Output each line exactly as it appears, skipping any embedded picture.

* start Records for the exercise *

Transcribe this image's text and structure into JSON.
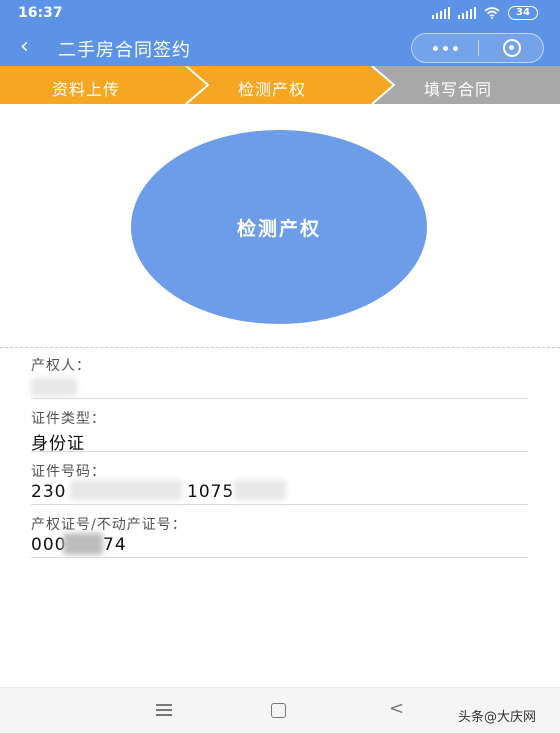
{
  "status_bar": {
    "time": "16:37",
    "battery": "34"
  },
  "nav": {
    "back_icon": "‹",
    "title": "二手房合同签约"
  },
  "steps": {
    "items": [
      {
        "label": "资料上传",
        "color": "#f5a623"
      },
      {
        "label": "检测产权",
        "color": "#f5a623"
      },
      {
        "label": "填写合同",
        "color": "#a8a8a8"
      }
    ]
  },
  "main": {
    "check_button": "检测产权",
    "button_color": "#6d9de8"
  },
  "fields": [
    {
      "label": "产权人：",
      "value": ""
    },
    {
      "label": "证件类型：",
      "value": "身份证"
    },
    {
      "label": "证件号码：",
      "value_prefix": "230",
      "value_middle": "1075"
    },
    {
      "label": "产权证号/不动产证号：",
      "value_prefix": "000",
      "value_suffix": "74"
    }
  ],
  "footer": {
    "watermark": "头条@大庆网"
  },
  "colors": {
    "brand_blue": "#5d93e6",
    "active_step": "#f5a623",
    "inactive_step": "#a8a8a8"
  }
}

* end Records for the exercise *

**Full solution**
Transcribe this image's text and structure into JSON.
{
  "status_bar": {
    "time": "16:37",
    "battery": "34"
  },
  "nav": {
    "back_icon": "‹",
    "title": "二手房合同签约"
  },
  "steps": {
    "items": [
      {
        "label": "资料上传",
        "color": "#f5a623"
      },
      {
        "label": "检测产权",
        "color": "#f5a623"
      },
      {
        "label": "填写合同",
        "color": "#a8a8a8"
      }
    ]
  },
  "main": {
    "check_button": "检测产权",
    "button_color": "#6d9de8"
  },
  "fields": [
    {
      "label": "产权人：",
      "value": ""
    },
    {
      "label": "证件类型：",
      "value": "身份证"
    },
    {
      "label": "证件号码：",
      "value_prefix": "230",
      "value_middle": "1075"
    },
    {
      "label": "产权证号/不动产证号：",
      "value_prefix": "000",
      "value_suffix": "74"
    }
  ],
  "footer": {
    "watermark": "头条@大庆网"
  },
  "colors": {
    "brand_blue": "#5d93e6",
    "active_step": "#f5a623",
    "inactive_step": "#a8a8a8"
  }
}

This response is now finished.